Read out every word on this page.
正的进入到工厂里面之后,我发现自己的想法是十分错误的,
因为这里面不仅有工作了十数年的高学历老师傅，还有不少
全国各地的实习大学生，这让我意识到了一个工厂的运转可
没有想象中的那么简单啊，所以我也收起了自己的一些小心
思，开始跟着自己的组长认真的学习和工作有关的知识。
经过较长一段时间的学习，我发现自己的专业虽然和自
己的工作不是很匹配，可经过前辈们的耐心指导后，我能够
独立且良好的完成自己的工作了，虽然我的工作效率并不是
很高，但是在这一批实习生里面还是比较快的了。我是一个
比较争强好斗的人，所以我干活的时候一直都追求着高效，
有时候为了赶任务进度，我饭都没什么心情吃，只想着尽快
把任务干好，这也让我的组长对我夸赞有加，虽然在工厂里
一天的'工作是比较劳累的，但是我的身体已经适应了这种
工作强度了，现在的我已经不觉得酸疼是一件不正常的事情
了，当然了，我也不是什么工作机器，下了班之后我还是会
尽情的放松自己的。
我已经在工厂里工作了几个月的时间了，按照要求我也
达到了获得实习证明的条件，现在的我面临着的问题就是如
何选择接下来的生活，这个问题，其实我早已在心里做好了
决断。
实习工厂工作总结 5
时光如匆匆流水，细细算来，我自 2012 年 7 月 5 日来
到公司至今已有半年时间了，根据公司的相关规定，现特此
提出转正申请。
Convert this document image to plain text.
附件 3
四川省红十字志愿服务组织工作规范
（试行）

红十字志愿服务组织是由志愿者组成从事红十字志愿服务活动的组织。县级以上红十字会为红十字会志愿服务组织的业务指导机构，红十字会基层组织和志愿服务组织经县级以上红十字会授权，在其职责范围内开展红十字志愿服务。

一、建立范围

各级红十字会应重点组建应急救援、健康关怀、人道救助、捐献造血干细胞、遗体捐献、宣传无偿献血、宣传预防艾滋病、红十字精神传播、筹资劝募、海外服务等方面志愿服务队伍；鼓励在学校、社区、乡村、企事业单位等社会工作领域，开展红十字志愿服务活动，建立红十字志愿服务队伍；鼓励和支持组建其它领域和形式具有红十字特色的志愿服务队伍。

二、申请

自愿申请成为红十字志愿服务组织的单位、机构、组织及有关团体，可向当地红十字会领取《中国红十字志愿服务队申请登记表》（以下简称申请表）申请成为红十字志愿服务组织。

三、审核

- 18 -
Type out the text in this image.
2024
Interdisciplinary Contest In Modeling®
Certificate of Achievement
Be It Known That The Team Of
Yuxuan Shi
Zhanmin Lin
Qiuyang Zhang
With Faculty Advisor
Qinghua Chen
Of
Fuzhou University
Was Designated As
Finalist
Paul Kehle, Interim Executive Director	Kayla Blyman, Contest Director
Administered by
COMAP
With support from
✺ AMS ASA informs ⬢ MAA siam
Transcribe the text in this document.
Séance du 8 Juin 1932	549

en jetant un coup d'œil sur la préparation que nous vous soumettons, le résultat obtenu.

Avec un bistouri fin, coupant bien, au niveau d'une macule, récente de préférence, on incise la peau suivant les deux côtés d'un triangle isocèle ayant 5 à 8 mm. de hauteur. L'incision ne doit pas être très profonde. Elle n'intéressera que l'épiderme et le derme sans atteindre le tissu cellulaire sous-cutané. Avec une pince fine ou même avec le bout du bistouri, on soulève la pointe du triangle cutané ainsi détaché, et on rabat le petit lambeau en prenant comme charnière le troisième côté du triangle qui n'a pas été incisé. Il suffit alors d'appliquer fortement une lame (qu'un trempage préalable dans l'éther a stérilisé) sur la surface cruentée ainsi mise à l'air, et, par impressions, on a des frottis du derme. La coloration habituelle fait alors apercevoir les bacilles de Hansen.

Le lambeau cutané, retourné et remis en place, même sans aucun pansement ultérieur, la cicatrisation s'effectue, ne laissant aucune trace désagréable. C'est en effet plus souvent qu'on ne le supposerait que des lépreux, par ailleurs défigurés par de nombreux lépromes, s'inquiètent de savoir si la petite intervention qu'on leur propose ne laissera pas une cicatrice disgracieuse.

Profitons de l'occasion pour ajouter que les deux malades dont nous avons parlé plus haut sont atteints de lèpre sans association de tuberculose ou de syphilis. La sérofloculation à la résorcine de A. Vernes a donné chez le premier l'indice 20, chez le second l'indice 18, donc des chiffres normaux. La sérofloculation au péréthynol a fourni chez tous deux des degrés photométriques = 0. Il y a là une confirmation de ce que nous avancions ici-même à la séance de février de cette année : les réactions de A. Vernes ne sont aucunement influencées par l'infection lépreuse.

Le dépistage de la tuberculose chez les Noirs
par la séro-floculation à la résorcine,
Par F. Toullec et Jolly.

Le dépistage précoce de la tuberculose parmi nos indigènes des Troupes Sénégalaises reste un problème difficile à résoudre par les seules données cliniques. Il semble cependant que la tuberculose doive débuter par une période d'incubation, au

-------------------------

:: Work required ::
Find the lines that include the string "image", then copy each of them.

:: Result ::
Convert this document image to plain text.
Type out the text in this image.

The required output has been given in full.